▸ SET TASK
Search the data for the word "image" and copy every line that contains it.

## Start DATA ENTRIES

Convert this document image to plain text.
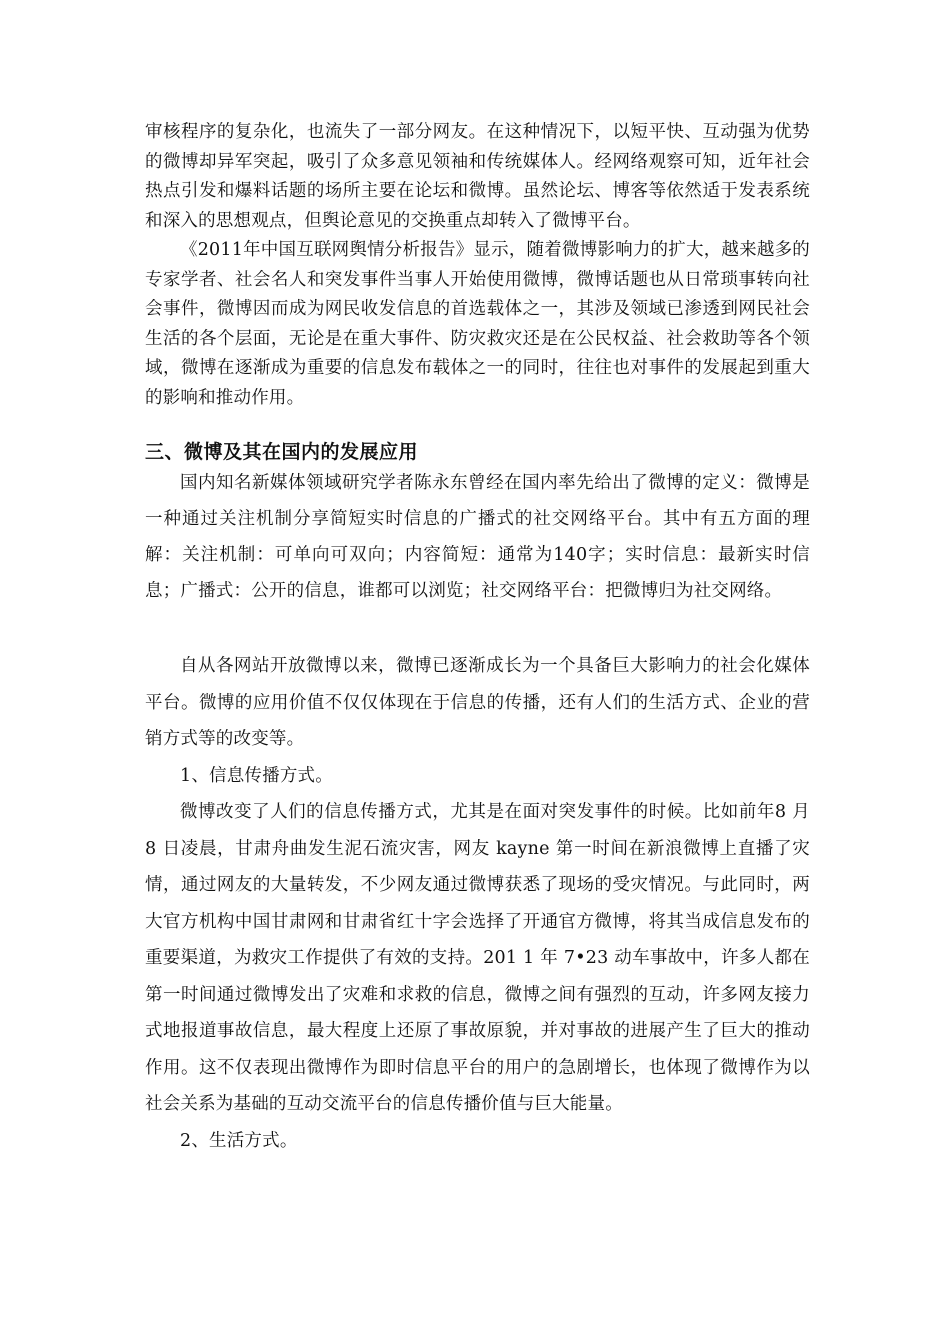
审核程序的复杂化，也流失了一部分网友。在这种情况下，以短平快、互动强为优势的微博却异军突起，吸引了众多意见领袖和传统媒体人。经网络观察可知，近年社会热点引发和爆料话题的场所主要在论坛和微博。虽然论坛、博客等依然适于发表系统和深入的思想观点，但舆论意见的交换重点却转入了微博平台。

《2011年中国互联网舆情分析报告》显示，随着微博影响力的扩大，越来越多的专家学者、社会名人和突发事件当事人开始使用微博，微博话题也从日常琐事转向社会事件，微博因而成为网民收发信息的首选载体之一，其涉及领域已渗透到网民社会生活的各个层面，无论是在重大事件、防灾救灾还是在公民权益、社会救助等各个领域，微博在逐渐成为重要的信息发布载体之一的同时，往往也对事件的发展起到重大的影响和推动作用。

三、微博及其在国内的发展应用

国内知名新媒体领域研究学者陈永东曾经在国内率先给出了微博的定义：微博是一种通过关注机制分享简短实时信息的广播式的社交网络平台。其中有五方面的理解：关注机制：可单向可双向；内容简短：通常为140字；实时信息：最新实时信息；广播式：公开的信息，谁都可以浏览；社交网络平台：把微博归为社交网络。

自从各网站开放微博以来，微博已逐渐成长为一个具备巨大影响力的社会化媒体平台。微博的应用价值不仅仅体现在于信息的传播，还有人们的生活方式、企业的营销方式等的改变等。

1、信息传播方式。

微博改变了人们的信息传播方式，尤其是在面对突发事件的时候。比如前年8 月 8 日凌晨，甘肃舟曲发生泥石流灾害，网友 kayne 第一时间在新浪微博上直播了灾情，通过网友的大量转发，不少网友通过微博获悉了现场的受灾情况。与此同时，两大官方机构中国甘肃网和甘肃省红十字会选择了开通官方微博，将其当成信息发布的重要渠道，为救灾工作提供了有效的支持。201 1 年 7•23 动车事故中，许多人都在第一时间通过微博发出了灾难和求救的信息，微博之间有强烈的互动，许多网友接力式地报道事故信息，最大程度上还原了事故原貌，并对事故的进展产生了巨大的推动作用。这不仅表现出微博作为即时信息平台的用户的急剧增长，也体现了微博作为以社会关系为基础的互动交流平台的信息传播价值与巨大能量。

2、生活方式。
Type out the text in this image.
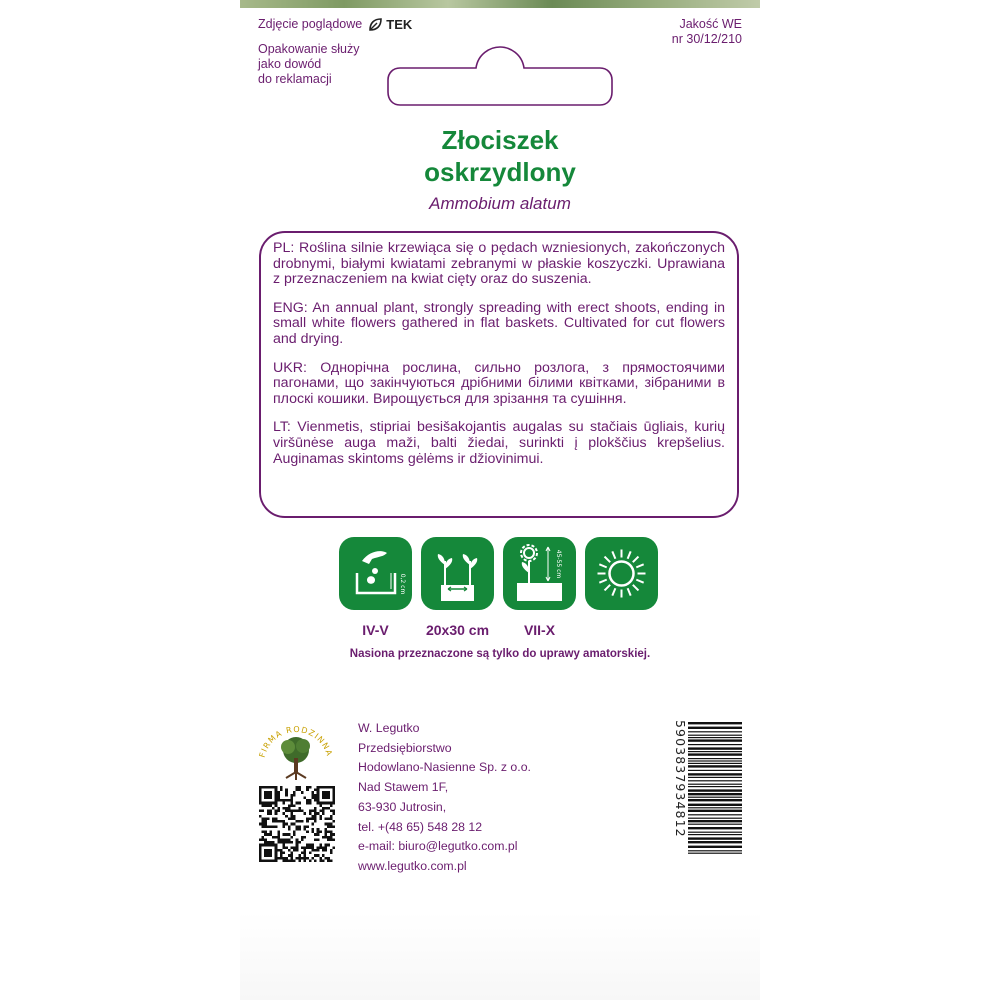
Zdjęcie poglądowe TEK	Jakość WE
nr 30/12/210
Opakowanie służy
jako dowód
do reklamacji
Złociszek
oskrzydlony
Ammobium alatum

PL: Roślina silnie krzewiąca się o pędach wzniesionych, zakończonych drobnymi, białymi kwiatami zebranymi w płaskie koszyczki. Uprawiana z przeznaczeniem na kwiat cięty oraz do suszenia.

ENG: An annual plant, strongly spreading with erect shoots, ending in small white flowers gathered in flat baskets. Cultivated for cut flowers and drying.

UKR: Однорічна рослина, сильно розлога, з прямостоячими пагонами, що закінчуються дрібними білими квітками, зібраними в плоскі кошики. Вирощується для зрізання та сушіння.

LT: Vienmetis, stipriai besišakojantis augalas su stačiais ūgliais, kurių viršūnėse auga maži, balti žiedai, surinkti į plokščius krepšelius. Auginamas skintoms gėlėms ir džiovinimui.

0,2 cm
45-55 cm
IV-V	20x30 cm	VII-X
Nasiona przeznaczone są tylko do uprawy amatorskiej.
FIRMA RODZINNA
W. Legutko
Przedsiębiorstwo
Hodowlano-Nasienne Sp. z o.o.
Nad Stawem 1F,
63-930 Jutrosin,
tel. +(48 65) 548 28 12
e-mail: biuro@legutko.com.pl
www.legutko.com.pl
5903837934812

## End DATA ENTRIES

▸ WRITTEN RESPONSE
Convert this document image to plain text.
Type out the text in this image.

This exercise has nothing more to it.